EXERCISE DESCRIPTION ->
Show every line in the records below that contains the word "text".

-- Begin THE RECORDS --

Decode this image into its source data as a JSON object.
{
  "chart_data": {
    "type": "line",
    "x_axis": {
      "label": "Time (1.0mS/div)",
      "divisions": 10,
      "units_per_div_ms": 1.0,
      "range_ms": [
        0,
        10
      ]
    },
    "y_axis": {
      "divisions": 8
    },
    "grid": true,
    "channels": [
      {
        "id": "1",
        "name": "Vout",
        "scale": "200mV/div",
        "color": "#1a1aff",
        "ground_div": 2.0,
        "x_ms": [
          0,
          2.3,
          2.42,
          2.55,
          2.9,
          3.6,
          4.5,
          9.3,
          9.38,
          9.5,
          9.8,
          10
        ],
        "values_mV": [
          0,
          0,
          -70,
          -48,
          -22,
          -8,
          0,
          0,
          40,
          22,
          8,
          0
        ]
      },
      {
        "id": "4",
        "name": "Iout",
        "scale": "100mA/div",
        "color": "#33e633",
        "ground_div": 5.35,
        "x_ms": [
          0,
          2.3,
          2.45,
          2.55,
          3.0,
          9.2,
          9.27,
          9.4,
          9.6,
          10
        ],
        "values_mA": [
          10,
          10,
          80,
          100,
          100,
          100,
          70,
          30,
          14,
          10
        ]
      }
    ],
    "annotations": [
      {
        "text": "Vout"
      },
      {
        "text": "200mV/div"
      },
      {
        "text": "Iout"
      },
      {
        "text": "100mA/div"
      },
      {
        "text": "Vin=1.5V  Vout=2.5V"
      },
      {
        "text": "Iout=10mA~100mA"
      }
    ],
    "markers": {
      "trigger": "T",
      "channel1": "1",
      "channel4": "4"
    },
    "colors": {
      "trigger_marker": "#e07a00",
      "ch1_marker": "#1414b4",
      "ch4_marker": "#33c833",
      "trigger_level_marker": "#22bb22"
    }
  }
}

-- End THE RECORDS --

TASK OUTPUT ->
        "text": "Vout"
        "text": "200mV/div"
        "text": "Iout"
        "text": "100mA/div"
        "text": "Vin=1.5V  Vout=2.5V"
        "text": "Iout=10mA~100mA"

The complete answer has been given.